▶ **TASK BRIEF**
Retype the material word for word.

Start RECORDS FOR PROCESSING

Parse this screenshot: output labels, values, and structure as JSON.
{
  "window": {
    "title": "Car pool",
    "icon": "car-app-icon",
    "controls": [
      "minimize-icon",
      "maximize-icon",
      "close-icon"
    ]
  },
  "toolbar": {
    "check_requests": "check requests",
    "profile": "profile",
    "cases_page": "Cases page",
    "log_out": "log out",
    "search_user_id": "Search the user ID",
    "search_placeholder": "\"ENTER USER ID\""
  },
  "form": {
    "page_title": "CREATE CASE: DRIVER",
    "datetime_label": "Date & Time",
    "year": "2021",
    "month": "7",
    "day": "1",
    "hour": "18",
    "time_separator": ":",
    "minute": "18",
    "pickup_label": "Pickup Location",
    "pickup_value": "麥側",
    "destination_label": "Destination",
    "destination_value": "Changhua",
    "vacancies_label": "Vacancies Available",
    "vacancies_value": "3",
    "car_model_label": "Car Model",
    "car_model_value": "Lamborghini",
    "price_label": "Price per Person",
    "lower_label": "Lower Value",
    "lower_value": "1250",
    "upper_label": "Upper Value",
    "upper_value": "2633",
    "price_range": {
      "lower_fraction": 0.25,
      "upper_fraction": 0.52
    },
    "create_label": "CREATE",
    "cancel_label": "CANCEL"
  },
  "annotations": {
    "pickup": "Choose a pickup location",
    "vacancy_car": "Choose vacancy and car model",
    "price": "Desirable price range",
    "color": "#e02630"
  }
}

End RECORDS FOR PROCESSING

▶ **COMPLETE OUTPUT**
Parse this screenshot: output labels, values, and structure as JSON.
{
  "window": {
    "title": "Car pool",
    "icon": "car-app-icon",
    "controls": [
      "minimize-icon",
      "maximize-icon",
      "close-icon"
    ]
  },
  "toolbar": {
    "check_requests": "check requests",
    "profile": "profile",
    "cases_page": "Cases page",
    "log_out": "log out",
    "search_user_id": "Search the user ID",
    "search_placeholder": "\"ENTER USER ID\""
  },
  "form": {
    "page_title": "CREATE CASE: DRIVER",
    "datetime_label": "Date & Time",
    "year": "2021",
    "month": "7",
    "day": "1",
    "hour": "18",
    "time_separator": ":",
    "minute": "18",
    "pickup_label": "Pickup Location",
    "pickup_value": "麥側",
    "destination_label": "Destination",
    "destination_value": "Changhua",
    "vacancies_label": "Vacancies Available",
    "vacancies_value": "3",
    "car_model_label": "Car Model",
    "car_model_value": "Lamborghini",
    "price_label": "Price per Person",
    "lower_label": "Lower Value",
    "lower_value": "1250",
    "upper_label": "Upper Value",
    "upper_value": "2633",
    "price_range": {
      "lower_fraction": 0.25,
      "upper_fraction": 0.52
    },
    "create_label": "CREATE",
    "cancel_label": "CANCEL"
  },
  "annotations": {
    "pickup": "Choose a pickup location",
    "vacancy_car": "Choose vacancy and car model",
    "price": "Desirable price range",
    "color": "#e02630"
  }
}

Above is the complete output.